Excerpt provided:
Haemolysin and Shigella Toxin Production in Multidrug Resistant Escherichia Coli Pathotypes from Clinical Specimens

The acquisition and dissemination of virulent traits represent a survival advantage to bacterial pathogens. Drug resistance is on the rise among E. coli strains that cause human infections. Proper selection of antimicrobial treatment depends on the susceptibility test outcomes. A total of 178 bacterial isolates were phenotypically screened for Haemolysin and Shigatoxin production, then to obtain Multidrug Resistant (MDR) E. coli . Twelve isolates were identified and selected based on the ability to grow on Luria-Bertani (LB) agar medium containing 100μg/ml Ampicillin. The isolates, coded as; U01, U02, U03, U04, U08, U10 and U11 were from urine specimens, S05, S06, S07 and S12 from stool, while B09 was from blood. The isolates were screened for multidrug resistant pattern according to Kirby-Bauer disc diffusion method. Genes hlyA and stx1 encoding the virulence factors; Haemolysin A and Shigatoxin1 was PCR amplified and sequenced. All the isolates were resistant to Ampicillin, Cephalothin, Erythromycin, Fusidic acid, Novobiocin and Oxacillin, but sensitive to Colistin sulphate and Imipenem. Nine isolates (75%) are sensitive to Augmentin. All the virulence genes ( hlyA and stx1 ) are present in isolates S07 and U08. The isolates (75%) produced 2 to 4 of each of the genes indicating a strong relationship in determining multidrug resistance. Haemolysin ( hlyA ) was the most common (66.7%) gene in urine, stool and blood isolates. Most of the virulence genes sequence (61.8%) in this study had significant alignment (95 to 100% homology) with E.coli genome in the NCBI database. This study revealed the interplay of drug resistance and virulence at genetic levels, so advocate for further identification of the mechanisms regulating the expression of these traits, to improve the management of bacterial infections.

Exercise: Reproduce the abstract above on toxin production in multidrug-resistant E. coli in full, word for word.

Provided material:
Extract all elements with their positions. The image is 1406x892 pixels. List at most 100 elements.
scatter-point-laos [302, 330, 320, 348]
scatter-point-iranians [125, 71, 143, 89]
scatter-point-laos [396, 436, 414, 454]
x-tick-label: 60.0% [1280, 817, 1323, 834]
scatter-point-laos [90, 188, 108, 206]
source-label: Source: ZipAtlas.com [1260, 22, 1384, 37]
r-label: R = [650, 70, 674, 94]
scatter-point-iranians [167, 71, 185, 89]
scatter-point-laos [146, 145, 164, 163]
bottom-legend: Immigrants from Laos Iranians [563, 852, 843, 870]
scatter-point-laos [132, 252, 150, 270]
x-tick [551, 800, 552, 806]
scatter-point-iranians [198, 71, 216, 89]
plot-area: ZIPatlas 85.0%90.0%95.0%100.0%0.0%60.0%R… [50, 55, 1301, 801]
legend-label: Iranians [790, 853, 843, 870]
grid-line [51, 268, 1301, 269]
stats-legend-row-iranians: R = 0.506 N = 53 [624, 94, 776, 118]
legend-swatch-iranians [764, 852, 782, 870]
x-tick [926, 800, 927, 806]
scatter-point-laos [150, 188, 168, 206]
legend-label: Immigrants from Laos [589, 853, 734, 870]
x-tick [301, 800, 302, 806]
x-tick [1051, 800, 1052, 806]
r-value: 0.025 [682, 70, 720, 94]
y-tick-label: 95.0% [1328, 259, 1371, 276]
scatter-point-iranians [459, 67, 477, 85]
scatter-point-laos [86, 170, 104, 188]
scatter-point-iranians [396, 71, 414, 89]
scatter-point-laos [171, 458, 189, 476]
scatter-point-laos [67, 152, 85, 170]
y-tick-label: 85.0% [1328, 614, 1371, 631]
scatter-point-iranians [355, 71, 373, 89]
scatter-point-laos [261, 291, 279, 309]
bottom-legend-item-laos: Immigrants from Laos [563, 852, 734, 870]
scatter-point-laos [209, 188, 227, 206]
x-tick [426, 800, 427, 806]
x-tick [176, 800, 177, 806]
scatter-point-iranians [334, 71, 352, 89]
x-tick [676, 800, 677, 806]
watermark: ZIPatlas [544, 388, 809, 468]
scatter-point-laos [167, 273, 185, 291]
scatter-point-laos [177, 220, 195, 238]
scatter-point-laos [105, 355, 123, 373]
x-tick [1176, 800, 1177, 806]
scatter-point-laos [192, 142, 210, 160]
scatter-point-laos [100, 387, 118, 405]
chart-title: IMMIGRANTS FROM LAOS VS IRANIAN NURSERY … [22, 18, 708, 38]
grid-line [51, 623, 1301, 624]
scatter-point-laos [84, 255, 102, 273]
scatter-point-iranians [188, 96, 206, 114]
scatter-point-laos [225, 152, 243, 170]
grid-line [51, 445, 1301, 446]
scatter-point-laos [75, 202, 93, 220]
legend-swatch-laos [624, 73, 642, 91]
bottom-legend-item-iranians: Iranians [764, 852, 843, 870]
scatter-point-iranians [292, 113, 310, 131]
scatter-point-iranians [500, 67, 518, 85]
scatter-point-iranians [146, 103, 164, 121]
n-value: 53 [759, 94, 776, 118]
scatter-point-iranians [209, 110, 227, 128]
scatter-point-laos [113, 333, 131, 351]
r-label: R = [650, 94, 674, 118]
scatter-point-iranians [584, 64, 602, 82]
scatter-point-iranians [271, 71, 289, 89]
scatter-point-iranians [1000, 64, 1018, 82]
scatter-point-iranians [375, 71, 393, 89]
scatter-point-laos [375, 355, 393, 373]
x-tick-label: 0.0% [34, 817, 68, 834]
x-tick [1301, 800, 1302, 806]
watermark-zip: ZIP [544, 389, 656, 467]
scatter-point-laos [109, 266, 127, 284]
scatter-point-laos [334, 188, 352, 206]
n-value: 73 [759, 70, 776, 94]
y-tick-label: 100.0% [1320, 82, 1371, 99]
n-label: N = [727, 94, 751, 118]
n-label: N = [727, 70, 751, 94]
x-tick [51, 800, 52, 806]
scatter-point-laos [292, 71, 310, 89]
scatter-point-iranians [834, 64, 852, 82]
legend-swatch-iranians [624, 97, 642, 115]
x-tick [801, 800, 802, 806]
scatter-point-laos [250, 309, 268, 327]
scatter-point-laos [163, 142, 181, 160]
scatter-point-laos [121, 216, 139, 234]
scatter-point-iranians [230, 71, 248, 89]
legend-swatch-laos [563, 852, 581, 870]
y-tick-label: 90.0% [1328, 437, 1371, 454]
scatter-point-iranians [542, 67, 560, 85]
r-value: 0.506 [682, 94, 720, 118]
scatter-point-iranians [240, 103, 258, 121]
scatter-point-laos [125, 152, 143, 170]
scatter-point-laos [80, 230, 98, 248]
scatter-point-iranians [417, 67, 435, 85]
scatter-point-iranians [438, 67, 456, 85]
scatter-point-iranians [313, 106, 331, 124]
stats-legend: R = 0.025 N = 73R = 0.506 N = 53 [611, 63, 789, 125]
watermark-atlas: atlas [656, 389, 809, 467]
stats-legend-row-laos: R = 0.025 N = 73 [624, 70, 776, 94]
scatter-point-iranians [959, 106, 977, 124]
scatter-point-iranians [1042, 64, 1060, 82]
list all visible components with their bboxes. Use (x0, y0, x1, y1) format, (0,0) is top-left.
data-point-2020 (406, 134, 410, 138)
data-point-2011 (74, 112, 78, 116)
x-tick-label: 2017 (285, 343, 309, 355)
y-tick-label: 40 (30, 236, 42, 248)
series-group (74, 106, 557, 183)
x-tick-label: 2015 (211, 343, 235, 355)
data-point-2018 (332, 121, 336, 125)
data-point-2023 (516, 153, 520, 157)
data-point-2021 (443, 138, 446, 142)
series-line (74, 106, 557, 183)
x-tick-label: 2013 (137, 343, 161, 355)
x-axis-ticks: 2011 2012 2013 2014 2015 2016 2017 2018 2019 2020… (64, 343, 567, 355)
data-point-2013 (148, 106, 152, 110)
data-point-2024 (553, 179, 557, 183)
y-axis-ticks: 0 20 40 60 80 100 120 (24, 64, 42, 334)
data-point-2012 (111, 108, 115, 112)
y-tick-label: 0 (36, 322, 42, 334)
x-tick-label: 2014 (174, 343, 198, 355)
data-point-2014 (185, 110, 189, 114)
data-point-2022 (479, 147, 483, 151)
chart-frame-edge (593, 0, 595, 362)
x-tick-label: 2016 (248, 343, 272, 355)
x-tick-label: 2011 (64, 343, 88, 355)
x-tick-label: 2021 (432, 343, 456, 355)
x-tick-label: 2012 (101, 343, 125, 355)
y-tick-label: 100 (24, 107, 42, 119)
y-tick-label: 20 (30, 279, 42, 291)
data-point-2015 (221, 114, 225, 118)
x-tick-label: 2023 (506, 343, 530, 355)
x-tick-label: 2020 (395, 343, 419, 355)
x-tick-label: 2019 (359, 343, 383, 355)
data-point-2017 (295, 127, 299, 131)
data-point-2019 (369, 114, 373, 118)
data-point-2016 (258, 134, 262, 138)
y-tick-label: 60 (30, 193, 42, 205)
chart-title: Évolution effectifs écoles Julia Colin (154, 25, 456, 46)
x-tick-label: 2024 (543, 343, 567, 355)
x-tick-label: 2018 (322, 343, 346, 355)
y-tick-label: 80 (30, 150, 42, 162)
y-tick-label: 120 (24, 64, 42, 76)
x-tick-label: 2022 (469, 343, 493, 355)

Result below:
Haemolysin and Shigella Toxin Production in Multidrug Resistant Escherichia Coli Pathotypes from Clinical Specimens

The acquisition and dissemination of virulent traits represent a survival advantage to bacterial pathogens. Drug resistance is on the rise among E. coli strains that cause human infections. Proper selection of antimicrobial treatment depends on the susceptibility test outcomes. A total of 178 bacterial isolates were phenotypically screened for Haemolysin and Shigatoxin production, then to obtain Multidrug Resistant (MDR) E. coli . Twelve isolates were identified and selected based on the ability to grow on Luria-Bertani (LB) agar medium containing 100μg/ml Ampicillin. The isolates, coded as; U01, U02, U03, U04, U08, U10 and U11 were from urine specimens, S05, S06, S07 and S12 from stool, while B09 was from blood. The isolates were screened for multidrug resistant pattern according to Kirby-Bauer disc diffusion method. Genes hlyA and stx1 encoding the virulence factors; Haemolysin A and Shigatoxin1 was PCR amplified and sequenced. All the isolates were resistant to Ampicillin, Cephalothin, Erythromycin, Fusidic acid, Novobiocin and Oxacillin, but sensitive to Colistin sulphate and Imipenem. Nine isolates (75%) are sensitive to Augmentin. All the virulence genes ( hlyA and stx1 ) are present in isolates S07 and U08. The isolates (75%) produced 2 to 4 of each of the genes indicating a strong relationship in determining multidrug resistance. Haemolysin ( hlyA ) was the most common (66.7%) gene in urine, stool and blood isolates. Most of the virulence genes sequence (61.8%) in this study had significant alignment (95 to 100% homology) with E.coli genome in the NCBI database. This study revealed the interplay of drug resistance and virulence at genetic levels, so advocate for further identification of the mechanisms regulating the expression of these traits, to improve the management of bacterial infections.